(Labeled box records)
▼
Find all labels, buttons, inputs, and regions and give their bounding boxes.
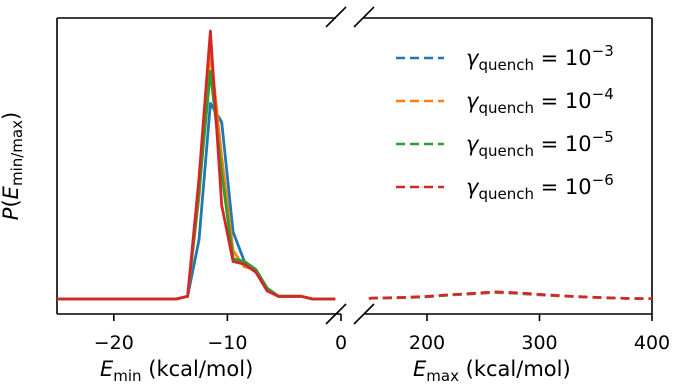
right-panel-series: [368, 290, 653, 301]
left-series-line-4: [57, 29, 336, 301]
x-label-right-subscript: max: [426, 367, 459, 385]
break-mark-top-right: [353, 6, 375, 28]
x-tick-label: 200: [409, 332, 445, 354]
x-tick-label: −10: [207, 332, 247, 354]
legend-label-1: γquench = 10−3: [466, 42, 614, 74]
x-tick-label: 300: [521, 332, 557, 354]
legend-label-3: γquench = 10−5: [466, 128, 614, 160]
axes-frame: [56, 17, 653, 315]
axis-break-marks: [325, 6, 375, 325]
legend: γquench = 10−3 γquench = 10−4 γquench = 10…: [396, 42, 614, 203]
left-series-line-3: [57, 69, 336, 301]
x-label-right-unit: (kcal/mol): [459, 357, 571, 381]
x-axis-label-right: Emax (kcal/mol): [413, 357, 571, 385]
break-mark-top-left: [325, 6, 347, 28]
left-series-line-2: [57, 48, 336, 301]
x-label-left-unit: (kcal/mol): [142, 357, 254, 381]
right-series-line-4: [368, 290, 653, 301]
x-label-left-symbol: E: [100, 357, 114, 381]
x-ticks: −20 −10 0 200 300 400: [94, 314, 670, 354]
break-mark-bottom-right: [353, 303, 375, 325]
x-tick-label: 0: [335, 332, 347, 354]
left-panel-series: [57, 29, 336, 301]
x-axis-label-left: Emin (kcal/mol): [100, 357, 253, 385]
x-tick-label: 400: [634, 332, 670, 354]
break-mark-bottom-left: [325, 303, 347, 325]
legend-label-4: γquench = 10−6: [466, 171, 614, 203]
y-axis-label: P(Emin/max): [0, 112, 26, 220]
x-tick-label: −20: [94, 332, 134, 354]
x-label-left-subscript: min: [113, 367, 141, 385]
x-label-right-symbol: E: [413, 357, 427, 381]
legend-label-2: γquench = 10−4: [466, 85, 614, 117]
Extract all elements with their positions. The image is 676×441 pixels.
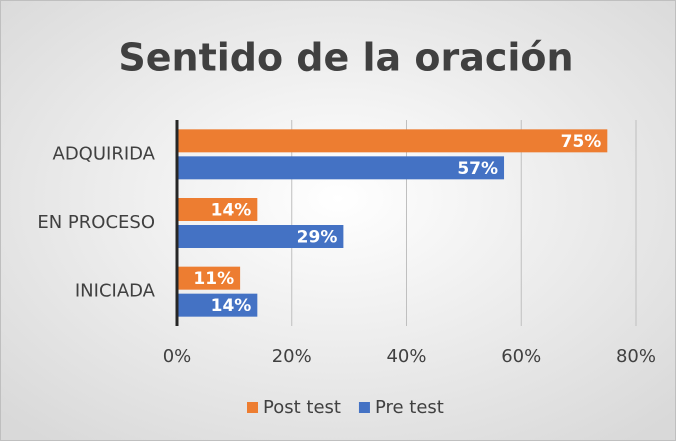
x-tick-label: 40% (386, 346, 426, 367)
bar (177, 225, 344, 248)
legend-label: Post test (263, 397, 341, 418)
value-label: 11% (193, 269, 234, 289)
y-tick-label: ADQUIRIDA (53, 143, 156, 164)
bar (177, 198, 258, 221)
bar (177, 293, 258, 317)
legend-swatch (247, 402, 258, 413)
x-tick-label: 60% (501, 346, 541, 367)
marks (177, 129, 608, 317)
value-label: 75% (561, 132, 602, 152)
y-tick-label: EN PROCESO (37, 212, 155, 233)
value-label: 29% (297, 228, 338, 248)
x-tick-label: 0% (163, 346, 192, 367)
y-tick-label: INICIADA (75, 281, 156, 302)
bar (177, 156, 505, 180)
value-label: 57% (457, 159, 498, 179)
value-label: 14% (211, 296, 252, 316)
x-tick-label: 80% (616, 346, 656, 367)
legend-label: Pre test (375, 397, 444, 418)
chart-title: Sentido de la oración (118, 36, 573, 80)
x-tick-label: 20% (272, 346, 312, 367)
value-label: 14% (211, 201, 252, 221)
legend-swatch (358, 402, 370, 413)
bar (177, 266, 241, 290)
bar (177, 129, 608, 153)
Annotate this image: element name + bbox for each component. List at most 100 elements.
▲
- REQUIREMENT
Which lines of the records above contain the word "break"? Pick out each one and copy it, treating case as significant.

- WRITTEN RESPONSE
break-mark-top-right: [353, 6, 375, 28]
axis-break-marks: [325, 6, 375, 325]
break-mark-top-left: [325, 6, 347, 28]
break-mark-bottom-right: [353, 303, 375, 325]
break-mark-bottom-left: [325, 303, 347, 325]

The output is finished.